>> Begin Material

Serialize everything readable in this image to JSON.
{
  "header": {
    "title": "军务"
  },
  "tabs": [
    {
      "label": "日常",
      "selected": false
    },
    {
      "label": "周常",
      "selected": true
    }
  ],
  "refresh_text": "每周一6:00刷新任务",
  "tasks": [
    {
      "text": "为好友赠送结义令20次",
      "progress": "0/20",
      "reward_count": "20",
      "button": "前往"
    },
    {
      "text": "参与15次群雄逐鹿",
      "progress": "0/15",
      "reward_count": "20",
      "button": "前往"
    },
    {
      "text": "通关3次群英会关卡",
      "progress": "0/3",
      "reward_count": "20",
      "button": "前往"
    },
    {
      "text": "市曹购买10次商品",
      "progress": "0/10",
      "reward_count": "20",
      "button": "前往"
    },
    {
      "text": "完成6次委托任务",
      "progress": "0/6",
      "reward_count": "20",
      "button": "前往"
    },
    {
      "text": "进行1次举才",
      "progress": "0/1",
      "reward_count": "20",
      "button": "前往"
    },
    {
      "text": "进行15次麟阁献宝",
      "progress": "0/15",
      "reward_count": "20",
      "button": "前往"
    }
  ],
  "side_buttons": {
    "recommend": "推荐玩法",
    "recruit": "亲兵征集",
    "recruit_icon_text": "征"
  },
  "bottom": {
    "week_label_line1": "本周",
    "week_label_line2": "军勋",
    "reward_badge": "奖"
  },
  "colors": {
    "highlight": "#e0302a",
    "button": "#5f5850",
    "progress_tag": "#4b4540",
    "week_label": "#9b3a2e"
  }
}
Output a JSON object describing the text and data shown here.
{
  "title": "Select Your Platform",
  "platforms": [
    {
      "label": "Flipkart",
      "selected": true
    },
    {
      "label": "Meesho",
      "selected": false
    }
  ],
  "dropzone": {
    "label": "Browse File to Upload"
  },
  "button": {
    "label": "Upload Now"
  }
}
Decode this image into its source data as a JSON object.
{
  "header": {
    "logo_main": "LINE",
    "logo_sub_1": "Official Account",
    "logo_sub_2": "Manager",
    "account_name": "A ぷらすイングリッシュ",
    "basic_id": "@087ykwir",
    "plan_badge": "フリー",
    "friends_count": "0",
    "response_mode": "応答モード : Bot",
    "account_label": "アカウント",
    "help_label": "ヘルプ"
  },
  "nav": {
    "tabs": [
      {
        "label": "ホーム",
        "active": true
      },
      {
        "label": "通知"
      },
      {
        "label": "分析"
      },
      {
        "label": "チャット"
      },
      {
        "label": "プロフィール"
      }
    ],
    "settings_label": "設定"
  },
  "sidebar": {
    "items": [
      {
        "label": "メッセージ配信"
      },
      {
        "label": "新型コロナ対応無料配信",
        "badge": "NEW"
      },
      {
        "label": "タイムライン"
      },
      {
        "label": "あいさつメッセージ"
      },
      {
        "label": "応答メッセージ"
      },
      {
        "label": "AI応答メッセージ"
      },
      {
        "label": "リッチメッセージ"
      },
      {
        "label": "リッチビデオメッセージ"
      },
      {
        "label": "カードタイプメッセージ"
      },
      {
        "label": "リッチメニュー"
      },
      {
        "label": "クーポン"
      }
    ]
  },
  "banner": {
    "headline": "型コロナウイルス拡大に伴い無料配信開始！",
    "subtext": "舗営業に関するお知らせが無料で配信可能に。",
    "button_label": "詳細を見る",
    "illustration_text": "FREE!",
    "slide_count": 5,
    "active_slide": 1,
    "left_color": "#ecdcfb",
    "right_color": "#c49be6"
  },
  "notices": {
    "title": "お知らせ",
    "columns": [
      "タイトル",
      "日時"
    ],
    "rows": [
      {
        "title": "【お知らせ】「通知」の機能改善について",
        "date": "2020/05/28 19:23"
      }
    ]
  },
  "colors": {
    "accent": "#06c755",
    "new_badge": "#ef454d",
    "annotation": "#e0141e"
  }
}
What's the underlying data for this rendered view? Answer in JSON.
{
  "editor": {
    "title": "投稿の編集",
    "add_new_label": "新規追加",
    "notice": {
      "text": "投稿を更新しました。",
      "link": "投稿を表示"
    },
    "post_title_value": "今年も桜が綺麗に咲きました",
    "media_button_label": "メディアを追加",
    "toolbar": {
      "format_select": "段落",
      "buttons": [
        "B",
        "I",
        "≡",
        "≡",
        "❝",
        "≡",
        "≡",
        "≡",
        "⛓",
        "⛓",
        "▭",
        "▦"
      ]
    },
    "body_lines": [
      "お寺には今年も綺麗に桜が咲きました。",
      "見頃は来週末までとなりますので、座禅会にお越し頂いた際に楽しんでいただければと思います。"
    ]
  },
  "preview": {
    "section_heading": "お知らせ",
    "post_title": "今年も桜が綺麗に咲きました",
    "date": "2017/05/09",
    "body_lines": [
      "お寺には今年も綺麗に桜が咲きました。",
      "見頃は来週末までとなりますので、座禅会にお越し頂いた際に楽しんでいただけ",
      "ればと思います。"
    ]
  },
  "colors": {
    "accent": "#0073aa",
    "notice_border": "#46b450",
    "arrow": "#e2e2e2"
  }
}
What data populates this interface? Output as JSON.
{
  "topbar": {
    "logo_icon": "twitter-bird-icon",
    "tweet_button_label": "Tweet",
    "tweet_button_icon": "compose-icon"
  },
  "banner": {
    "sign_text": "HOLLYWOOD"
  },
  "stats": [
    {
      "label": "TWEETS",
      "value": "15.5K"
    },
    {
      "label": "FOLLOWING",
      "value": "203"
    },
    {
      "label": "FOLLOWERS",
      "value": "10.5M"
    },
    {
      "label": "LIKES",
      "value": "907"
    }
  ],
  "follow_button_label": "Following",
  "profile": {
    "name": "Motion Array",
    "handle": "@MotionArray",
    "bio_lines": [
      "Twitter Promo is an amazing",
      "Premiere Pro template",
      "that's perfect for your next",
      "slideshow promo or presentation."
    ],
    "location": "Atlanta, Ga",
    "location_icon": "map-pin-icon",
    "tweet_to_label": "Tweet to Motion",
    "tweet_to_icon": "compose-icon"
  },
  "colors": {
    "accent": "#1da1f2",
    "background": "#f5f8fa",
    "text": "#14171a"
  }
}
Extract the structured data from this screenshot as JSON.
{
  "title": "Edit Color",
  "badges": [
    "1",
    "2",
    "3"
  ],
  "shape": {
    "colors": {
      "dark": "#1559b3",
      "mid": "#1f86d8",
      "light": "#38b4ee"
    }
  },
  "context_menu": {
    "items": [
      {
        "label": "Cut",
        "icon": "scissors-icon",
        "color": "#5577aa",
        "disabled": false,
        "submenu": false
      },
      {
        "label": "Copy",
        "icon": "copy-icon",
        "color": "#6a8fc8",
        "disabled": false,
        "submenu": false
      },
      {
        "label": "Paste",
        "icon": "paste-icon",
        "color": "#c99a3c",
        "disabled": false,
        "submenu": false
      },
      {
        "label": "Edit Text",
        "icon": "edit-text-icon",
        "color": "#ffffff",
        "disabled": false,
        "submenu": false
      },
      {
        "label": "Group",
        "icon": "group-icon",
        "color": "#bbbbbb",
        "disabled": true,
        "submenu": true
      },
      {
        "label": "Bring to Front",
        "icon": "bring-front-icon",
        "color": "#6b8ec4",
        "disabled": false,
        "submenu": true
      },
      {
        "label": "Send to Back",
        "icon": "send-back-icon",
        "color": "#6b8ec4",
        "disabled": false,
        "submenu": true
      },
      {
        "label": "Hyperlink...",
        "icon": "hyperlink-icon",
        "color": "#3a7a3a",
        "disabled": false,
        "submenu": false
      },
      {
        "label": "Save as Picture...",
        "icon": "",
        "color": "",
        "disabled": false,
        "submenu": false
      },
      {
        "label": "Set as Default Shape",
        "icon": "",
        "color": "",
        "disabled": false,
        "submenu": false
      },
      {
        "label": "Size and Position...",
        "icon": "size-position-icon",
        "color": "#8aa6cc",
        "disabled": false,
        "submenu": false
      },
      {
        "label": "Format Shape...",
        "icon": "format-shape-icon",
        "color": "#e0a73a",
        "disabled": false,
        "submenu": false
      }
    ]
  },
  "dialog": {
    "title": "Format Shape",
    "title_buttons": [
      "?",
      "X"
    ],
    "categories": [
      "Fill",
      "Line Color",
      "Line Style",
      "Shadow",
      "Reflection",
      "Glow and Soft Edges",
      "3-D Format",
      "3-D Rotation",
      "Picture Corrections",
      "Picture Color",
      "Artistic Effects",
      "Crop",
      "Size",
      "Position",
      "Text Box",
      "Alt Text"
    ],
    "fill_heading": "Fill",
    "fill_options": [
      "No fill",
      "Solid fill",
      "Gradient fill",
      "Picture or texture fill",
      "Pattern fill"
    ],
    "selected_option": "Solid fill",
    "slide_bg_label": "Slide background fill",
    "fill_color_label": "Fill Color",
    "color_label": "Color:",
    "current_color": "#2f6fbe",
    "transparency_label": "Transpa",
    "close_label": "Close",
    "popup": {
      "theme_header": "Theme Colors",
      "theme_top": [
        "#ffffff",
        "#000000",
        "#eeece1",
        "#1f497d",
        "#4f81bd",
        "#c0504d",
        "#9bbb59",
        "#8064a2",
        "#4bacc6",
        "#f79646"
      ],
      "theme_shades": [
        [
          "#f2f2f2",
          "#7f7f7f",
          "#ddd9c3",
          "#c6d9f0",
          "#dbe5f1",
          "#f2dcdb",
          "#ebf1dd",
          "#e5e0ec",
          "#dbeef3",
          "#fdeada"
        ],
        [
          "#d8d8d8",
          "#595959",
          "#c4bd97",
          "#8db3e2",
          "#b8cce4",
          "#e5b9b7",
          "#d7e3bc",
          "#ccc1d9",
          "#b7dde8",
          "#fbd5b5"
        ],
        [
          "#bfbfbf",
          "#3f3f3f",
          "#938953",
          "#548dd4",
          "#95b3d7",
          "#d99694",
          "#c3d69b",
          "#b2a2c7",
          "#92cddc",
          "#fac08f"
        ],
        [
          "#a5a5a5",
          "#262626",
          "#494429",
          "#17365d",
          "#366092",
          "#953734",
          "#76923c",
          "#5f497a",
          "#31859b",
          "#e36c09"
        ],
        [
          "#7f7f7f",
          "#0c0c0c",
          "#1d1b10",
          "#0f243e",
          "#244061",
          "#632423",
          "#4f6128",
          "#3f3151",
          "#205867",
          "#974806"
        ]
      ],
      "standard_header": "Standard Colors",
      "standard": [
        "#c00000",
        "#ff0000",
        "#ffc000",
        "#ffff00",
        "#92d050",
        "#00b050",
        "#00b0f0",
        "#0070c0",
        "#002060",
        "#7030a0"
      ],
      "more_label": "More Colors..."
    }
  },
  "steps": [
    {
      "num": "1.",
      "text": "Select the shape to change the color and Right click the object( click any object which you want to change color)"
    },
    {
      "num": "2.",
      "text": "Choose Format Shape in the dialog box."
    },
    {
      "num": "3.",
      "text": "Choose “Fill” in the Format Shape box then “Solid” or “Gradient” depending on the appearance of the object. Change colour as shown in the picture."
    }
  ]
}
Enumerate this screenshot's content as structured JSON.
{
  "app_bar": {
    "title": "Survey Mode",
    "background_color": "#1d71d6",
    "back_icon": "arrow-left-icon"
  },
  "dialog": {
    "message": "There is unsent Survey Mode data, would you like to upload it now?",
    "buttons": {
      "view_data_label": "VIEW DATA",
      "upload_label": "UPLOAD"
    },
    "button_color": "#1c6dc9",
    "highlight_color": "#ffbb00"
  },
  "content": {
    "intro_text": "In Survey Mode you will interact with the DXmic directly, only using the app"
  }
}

>> End Material

Work to complete:
From the entries above, list each line with "image" in it.

Solution for this task:
Serialize everything readable in this image to JSON.
Decode this image into its source data as a JSON object.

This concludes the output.